Task inputs
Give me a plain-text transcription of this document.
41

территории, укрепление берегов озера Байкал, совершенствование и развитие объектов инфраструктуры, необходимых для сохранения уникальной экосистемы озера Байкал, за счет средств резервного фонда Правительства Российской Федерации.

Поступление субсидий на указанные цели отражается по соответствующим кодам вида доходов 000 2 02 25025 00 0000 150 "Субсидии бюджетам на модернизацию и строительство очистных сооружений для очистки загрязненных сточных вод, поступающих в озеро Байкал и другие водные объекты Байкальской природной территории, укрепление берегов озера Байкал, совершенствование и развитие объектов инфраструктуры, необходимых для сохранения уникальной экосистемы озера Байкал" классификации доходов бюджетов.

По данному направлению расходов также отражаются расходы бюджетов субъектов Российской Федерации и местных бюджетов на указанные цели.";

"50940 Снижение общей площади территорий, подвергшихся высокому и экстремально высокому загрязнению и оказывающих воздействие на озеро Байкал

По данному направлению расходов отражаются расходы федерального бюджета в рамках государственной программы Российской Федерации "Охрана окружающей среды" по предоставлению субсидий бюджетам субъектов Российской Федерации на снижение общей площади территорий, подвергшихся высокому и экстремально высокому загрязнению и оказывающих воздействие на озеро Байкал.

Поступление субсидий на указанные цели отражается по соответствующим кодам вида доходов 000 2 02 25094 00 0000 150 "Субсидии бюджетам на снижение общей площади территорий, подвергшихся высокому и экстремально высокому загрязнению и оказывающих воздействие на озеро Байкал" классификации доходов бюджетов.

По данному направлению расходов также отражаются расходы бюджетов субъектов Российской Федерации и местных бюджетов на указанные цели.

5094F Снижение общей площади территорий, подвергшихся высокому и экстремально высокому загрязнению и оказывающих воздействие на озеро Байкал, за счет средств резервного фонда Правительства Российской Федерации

Instructions to follow
Scan the material above for the string "подвергшихся" and return the lines that hold it.

Expected answer
"50940 Снижение общей площади территорий, подвергшихся высокому и экстремально высокому загрязнению и оказывающих воздействие на озеро Байкал
По данному направлению расходов отражаются расходы федерального бюджета в рамках государственной программы Российской Федерации "Охрана окружающей среды" по предоставлению субсидий бюджетам субъектов Российской Федерации на снижение общей площади территорий, подвергшихся высокому и экстремально высокому загрязнению и оказывающих воздействие на озеро Байкал.
Поступление субсидий на указанные цели отражается по соответствующим кодам вида доходов 000 2 02 25094 00 0000 150 "Субсидии бюджетам на снижение общей площади территорий, подвергшихся высокому и экстремально высокому загрязнению и оказывающих воздействие на озеро Байкал" классификации доходов бюджетов.
5094F Снижение общей площади территорий, подвергшихся высокому и экстремально высокому загрязнению и оказывающих воздействие на озеро Байкал, за счет средств резервного фонда Правительства Российской Федерации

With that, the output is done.